[Saved data entries]
_ _ _ _ _
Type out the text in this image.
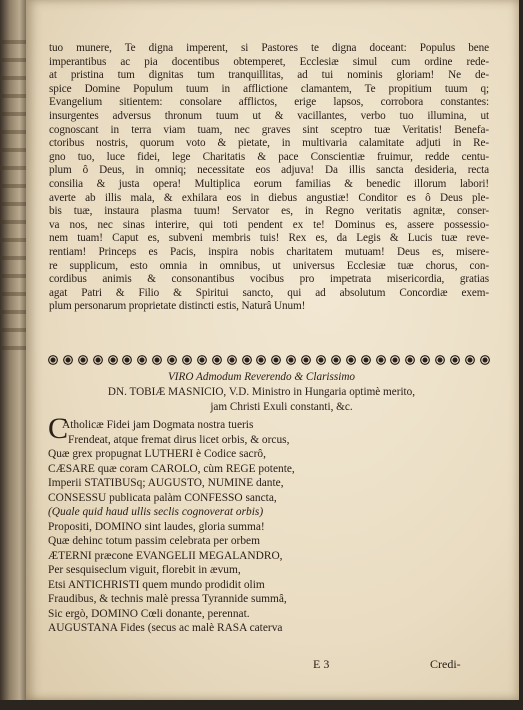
tuo munere, Te digna imperent, si Pastores te digna doceant: Populus bene
imperantibus ac pia docentibus obtemperet, Ecclesiæ simul cum ordine rede-
at pristina tum dignitas tum tranquillitas, ad tui nominis gloriam! Ne de-
spice Domine Populum tuum in afflictione clamantem, Te propitium tuum q;
Evangelium sitientem: consolare afflictos, erige lapsos, corrobora constantes:
insurgentes adversus thronum tuum ut & vacillantes, verbo tuo illumina, ut
cognoscant in terra viam tuam, nec graves sint sceptro tuæ Veritatis! Benefa-
ctoribus nostris, quorum voto & pietate, in multivaria calamitate adjuti in Re-
gno tuo, luce fidei, lege Charitatis & pace Conscientiæ fruimur, redde centu-
plum ô Deus, in omniq; necessitate eos adjuva! Da illis sancta desideria, recta
consilia & justa opera! Multiplica eorum familias & benedic illorum labori!
averte ab illis mala, & exhilara eos in diebus angustiæ! Conditor es ô Deus ple-
bis tuæ, instaura plasma tuum! Servator es, in Regno veritatis agnitæ, conser-
va nos, nec sinas interire, qui toti pendent ex te! Dominus es, assere possessio-
nem tuam! Caput es, subveni membris tuis! Rex es, da Legis & Lucis tuæ reve-
rentiam! Princeps es Pacis, inspira nobis charitatem mutuam! Deus es, misere-
re supplicum, esto omnia in omnibus, ut universus Ecclesiæ tuæ chorus, con-
cordibus animis & consonantibus vocibus pro impetrata misericordia, gratias
agat Patri & Filio & Spiritui sancto, qui ad absolutum Concordiæ exem-
plum personarum proprietate distincti estis, Naturâ Unum!
VIRO Admodum Reverendo & Clarissimo
DN. TOBIÆ MASNICIO, V.D. Ministro in Hungaria optimè merito,
jam Christi Exuli constanti, &c.
C
Atholicæ Fidei jam Dogmata nostra tueris
Frendeat, atque fremat dirus licet orbis, & orcus,
Quæ grex propugnat LUTHERI è Codice sacrô,
CÆSARE quæ coram CAROLO, cùm REGE potente,
Imperii STATIBUSq; AUGUSTO, NUMINE dante,
CONSESSU publicata palàm CONFESSO sancta,
(Quale quid haud ullis seclis cognoverat orbis)
Propositi, DOMINO sint laudes, gloria summa!
Quæ dehinc totum passim celebrata per orbem
ÆTERNI præcone EVANGELII MEGALANDRO,
Per sesquiseclum viguit, florebit in ævum,
Etsi ANTICHRISTI quem mundo prodidit olim
Fraudibus, & technis malè pressa Tyrannide summâ,
Sic ergò, DOMINO Cœli donante, perennat.
AUGUSTANA Fides (secus ac malè RASA caterva
E 3	Credi-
_ _ _ _ _
→ **Aim of the exercise**
Extract the text of all the records above verbatim, excluding pictures.

→ **Task answer**
Type out the text in this image.
tuo munere, Te digna imperent, si Pastores te digna doceant: Populus bene
imperantibus ac pia docentibus obtemperet, Ecclesiæ simul cum ordine rede-
at pristina tum dignitas tum tranquillitas, ad tui nominis gloriam! Ne de-
spice Domine Populum tuum in afflictione clamantem, Te propitium tuum q;
Evangelium sitientem: consolare afflictos, erige lapsos, corrobora constantes:
insurgentes adversus thronum tuum ut & vacillantes, verbo tuo illumina, ut
cognoscant in terra viam tuam, nec graves sint sceptro tuæ Veritatis! Benefa-
ctoribus nostris, quorum voto & pietate, in multivaria calamitate adjuti in Re-
gno tuo, luce fidei, lege Charitatis & pace Conscientiæ fruimur, redde centu-
plum ô Deus, in omniq; necessitate eos adjuva! Da illis sancta desideria, recta
consilia & justa opera! Multiplica eorum familias & benedic illorum labori!
averte ab illis mala, & exhilara eos in diebus angustiæ! Conditor es ô Deus ple-
bis tuæ, instaura plasma tuum! Servator es, in Regno veritatis agnitæ, conser-
va nos, nec sinas interire, qui toti pendent ex te! Dominus es, assere possessio-
nem tuam! Caput es, subveni membris tuis! Rex es, da Legis & Lucis tuæ reve-
rentiam! Princeps es Pacis, inspira nobis charitatem mutuam! Deus es, misere-
re supplicum, esto omnia in omnibus, ut universus Ecclesiæ tuæ chorus, con-
cordibus animis & consonantibus vocibus pro impetrata misericordia, gratias
agat Patri & Filio & Spiritui sancto, qui ad absolutum Concordiæ exem-
plum personarum proprietate distincti estis, Naturâ Unum!
VIRO Admodum Reverendo & Clarissimo
DN. TOBIÆ MASNICIO, V.D. Ministro in Hungaria optimè merito,
jam Christi Exuli constanti, &c.
C
Atholicæ Fidei jam Dogmata nostra tueris
Frendeat, atque fremat dirus licet orbis, & orcus,
Quæ grex propugnat LUTHERI è Codice sacrô,
CÆSARE quæ coram CAROLO, cùm REGE potente,
Imperii STATIBUSq; AUGUSTO, NUMINE dante,
CONSESSU publicata palàm CONFESSO sancta,
(Quale quid haud ullis seclis cognoverat orbis)
Propositi, DOMINO sint laudes, gloria summa!
Quæ dehinc totum passim celebrata per orbem
ÆTERNI præcone EVANGELII MEGALANDRO,
Per sesquiseclum viguit, florebit in ævum,
Etsi ANTICHRISTI quem mundo prodidit olim
Fraudibus, & technis malè pressa Tyrannide summâ,
Sic ergò, DOMINO Cœli donante, perennat.
AUGUSTANA Fides (secus ac malè RASA caterva
E 3	Credi-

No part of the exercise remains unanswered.